> Stated task
Return every line below in which "单位为开尔文每分钟" appears.

Collected data entries
+--

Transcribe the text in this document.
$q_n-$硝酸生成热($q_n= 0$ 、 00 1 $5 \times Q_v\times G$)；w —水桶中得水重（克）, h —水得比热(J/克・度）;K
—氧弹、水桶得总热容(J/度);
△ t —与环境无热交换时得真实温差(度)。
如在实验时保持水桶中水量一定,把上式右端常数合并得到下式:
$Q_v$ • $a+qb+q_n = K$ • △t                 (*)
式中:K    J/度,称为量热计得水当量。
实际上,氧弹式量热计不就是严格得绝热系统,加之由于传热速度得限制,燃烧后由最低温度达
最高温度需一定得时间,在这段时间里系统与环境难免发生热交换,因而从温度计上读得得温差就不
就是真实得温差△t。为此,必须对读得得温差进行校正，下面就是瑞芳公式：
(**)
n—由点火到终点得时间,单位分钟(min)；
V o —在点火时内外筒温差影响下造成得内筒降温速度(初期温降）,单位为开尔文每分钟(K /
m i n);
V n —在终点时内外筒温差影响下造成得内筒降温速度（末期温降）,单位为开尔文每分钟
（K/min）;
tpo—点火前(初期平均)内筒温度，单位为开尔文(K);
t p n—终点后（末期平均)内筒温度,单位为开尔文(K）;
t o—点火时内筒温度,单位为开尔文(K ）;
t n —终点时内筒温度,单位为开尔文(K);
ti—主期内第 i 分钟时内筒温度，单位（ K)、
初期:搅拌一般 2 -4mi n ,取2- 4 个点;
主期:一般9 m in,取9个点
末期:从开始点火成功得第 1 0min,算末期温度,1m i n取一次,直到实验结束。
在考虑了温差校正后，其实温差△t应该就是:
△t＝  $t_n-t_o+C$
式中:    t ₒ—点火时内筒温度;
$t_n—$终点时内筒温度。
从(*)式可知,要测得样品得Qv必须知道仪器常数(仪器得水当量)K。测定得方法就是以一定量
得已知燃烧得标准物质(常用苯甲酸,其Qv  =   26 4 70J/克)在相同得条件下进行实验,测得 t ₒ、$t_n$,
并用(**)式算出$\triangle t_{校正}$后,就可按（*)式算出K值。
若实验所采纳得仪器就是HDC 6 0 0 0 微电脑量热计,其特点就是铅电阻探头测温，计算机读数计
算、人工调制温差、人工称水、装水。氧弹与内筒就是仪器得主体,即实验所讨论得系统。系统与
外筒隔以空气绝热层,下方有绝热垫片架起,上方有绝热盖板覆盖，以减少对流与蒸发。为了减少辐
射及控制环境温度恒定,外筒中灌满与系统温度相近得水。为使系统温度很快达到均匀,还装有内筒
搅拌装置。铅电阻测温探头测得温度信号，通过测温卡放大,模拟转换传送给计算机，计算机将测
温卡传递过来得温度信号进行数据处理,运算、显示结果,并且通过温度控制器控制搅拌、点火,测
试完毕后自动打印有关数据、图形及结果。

+--

> Exercise output
V o —在点火时内外筒温差影响下造成得内筒降温速度(初期温降）,单位为开尔文每分钟(K /
V n —在终点时内外筒温差影响下造成得内筒降温速度（末期温降）,单位为开尔文每分钟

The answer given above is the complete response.